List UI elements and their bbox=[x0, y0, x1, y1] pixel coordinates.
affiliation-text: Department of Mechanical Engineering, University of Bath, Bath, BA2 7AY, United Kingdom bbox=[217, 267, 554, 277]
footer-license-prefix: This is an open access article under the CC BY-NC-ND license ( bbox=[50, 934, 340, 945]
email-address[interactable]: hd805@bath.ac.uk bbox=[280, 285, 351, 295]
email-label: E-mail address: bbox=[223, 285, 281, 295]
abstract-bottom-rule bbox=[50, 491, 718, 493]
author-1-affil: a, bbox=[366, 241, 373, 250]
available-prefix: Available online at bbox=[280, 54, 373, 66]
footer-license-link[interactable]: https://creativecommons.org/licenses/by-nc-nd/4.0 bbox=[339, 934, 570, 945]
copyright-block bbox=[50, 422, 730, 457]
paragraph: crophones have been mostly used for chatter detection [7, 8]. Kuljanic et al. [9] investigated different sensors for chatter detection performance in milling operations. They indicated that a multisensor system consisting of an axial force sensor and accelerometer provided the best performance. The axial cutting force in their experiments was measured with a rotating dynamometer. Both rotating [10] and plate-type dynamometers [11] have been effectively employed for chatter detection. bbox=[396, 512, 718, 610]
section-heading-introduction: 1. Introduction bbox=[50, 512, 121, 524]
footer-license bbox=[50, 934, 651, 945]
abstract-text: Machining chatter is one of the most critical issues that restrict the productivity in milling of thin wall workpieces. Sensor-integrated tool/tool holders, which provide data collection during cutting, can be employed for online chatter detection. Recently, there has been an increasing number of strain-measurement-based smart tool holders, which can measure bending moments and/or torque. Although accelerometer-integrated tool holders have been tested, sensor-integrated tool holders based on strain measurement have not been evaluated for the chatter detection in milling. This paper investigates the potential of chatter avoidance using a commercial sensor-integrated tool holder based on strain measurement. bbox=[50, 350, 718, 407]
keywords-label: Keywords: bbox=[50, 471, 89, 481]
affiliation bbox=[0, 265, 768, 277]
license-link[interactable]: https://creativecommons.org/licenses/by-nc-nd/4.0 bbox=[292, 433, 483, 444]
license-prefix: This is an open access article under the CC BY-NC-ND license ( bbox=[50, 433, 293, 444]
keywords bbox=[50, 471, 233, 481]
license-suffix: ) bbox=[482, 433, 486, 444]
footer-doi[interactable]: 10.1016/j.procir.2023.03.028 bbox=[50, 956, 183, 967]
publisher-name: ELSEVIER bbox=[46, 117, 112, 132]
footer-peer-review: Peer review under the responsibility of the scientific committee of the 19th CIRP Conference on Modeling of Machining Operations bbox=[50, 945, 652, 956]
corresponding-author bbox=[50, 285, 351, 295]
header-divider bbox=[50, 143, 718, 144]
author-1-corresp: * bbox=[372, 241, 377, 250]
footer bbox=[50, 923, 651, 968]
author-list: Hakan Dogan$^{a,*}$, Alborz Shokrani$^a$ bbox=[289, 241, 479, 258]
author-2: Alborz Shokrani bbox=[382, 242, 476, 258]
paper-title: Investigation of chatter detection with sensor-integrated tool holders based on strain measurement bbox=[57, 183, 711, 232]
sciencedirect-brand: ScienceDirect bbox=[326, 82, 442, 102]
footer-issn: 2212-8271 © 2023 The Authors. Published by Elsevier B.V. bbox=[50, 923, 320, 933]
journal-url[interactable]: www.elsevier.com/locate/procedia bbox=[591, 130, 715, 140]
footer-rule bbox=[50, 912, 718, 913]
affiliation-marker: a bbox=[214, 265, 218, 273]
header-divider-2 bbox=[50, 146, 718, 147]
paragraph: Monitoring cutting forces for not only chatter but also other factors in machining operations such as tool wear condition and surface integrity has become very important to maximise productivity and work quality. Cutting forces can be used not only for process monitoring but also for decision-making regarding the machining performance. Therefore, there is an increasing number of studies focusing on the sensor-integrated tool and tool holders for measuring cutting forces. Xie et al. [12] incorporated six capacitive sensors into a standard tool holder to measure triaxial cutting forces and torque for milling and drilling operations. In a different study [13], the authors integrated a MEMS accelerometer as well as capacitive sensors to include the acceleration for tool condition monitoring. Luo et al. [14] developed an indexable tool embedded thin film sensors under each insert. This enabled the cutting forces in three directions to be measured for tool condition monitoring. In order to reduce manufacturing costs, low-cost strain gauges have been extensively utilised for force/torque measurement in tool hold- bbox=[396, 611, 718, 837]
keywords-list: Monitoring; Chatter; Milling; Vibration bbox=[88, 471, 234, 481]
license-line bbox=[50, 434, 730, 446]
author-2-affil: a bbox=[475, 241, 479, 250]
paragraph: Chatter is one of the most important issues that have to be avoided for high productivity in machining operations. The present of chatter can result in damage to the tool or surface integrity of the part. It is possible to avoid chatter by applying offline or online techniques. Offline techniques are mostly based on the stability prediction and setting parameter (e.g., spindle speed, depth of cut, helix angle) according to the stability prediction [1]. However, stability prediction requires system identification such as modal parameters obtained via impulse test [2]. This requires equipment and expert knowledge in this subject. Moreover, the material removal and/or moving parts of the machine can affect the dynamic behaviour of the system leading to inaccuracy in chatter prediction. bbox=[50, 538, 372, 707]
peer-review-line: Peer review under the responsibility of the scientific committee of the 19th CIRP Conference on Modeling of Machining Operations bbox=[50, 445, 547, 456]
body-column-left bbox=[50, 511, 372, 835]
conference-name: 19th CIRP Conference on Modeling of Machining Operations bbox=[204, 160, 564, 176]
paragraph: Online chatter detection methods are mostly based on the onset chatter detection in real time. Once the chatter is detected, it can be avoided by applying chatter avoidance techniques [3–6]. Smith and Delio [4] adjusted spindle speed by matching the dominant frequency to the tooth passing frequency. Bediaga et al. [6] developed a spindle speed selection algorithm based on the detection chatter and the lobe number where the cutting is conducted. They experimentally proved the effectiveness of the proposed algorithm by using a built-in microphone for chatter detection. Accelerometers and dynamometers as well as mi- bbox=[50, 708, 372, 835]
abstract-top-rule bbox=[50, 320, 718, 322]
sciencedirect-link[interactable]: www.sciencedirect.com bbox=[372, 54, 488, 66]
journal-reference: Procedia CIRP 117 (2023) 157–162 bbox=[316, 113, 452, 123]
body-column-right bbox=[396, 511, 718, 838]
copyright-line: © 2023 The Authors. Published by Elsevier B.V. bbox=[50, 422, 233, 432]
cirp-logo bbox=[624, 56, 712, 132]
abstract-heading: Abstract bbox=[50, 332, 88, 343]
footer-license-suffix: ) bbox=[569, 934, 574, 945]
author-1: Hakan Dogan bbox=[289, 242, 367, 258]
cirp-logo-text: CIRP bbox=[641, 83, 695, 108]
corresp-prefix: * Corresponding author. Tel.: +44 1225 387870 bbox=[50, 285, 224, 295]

..............................

◆ **Your instructions**
Can you reproduce the data verbatim, from its first line through the line containing "footer-license bbox=[50, 934, 651, 945]", both of those lines included?

◆ **The answer**
List UI elements and their bbox=[x0, y0, x1, y1] pixel coordinates.
affiliation-text: Department of Mechanical Engineering, University of Bath, Bath, BA2 7AY, United Kingdom bbox=[217, 267, 554, 277]
footer-license-prefix: This is an open access article under the CC BY-NC-ND license ( bbox=[50, 934, 340, 945]
email-address[interactable]: hd805@bath.ac.uk bbox=[280, 285, 351, 295]
email-label: E-mail address: bbox=[223, 285, 281, 295]
abstract-bottom-rule bbox=[50, 491, 718, 493]
author-1-affil: a, bbox=[366, 241, 373, 250]
available-prefix: Available online at bbox=[280, 54, 373, 66]
footer-license-link[interactable]: https://creativecommons.org/licenses/by-nc-nd/4.0 bbox=[339, 934, 570, 945]
copyright-block bbox=[50, 422, 730, 457]
paragraph: crophones have been mostly used for chatter detection [7, 8]. Kuljanic et al. [9] investigated different sensors for chatter detection performance in milling operations. They indicated that a multisensor system consisting of an axial force sensor and accelerometer provided the best performance. The axial cutting force in their experiments was measured with a rotating dynamometer. Both rotating [10] and plate-type dynamometers [11] have been effectively employed for chatter detection. bbox=[396, 512, 718, 610]
section-heading-introduction: 1. Introduction bbox=[50, 512, 121, 524]
footer-license bbox=[50, 934, 651, 945]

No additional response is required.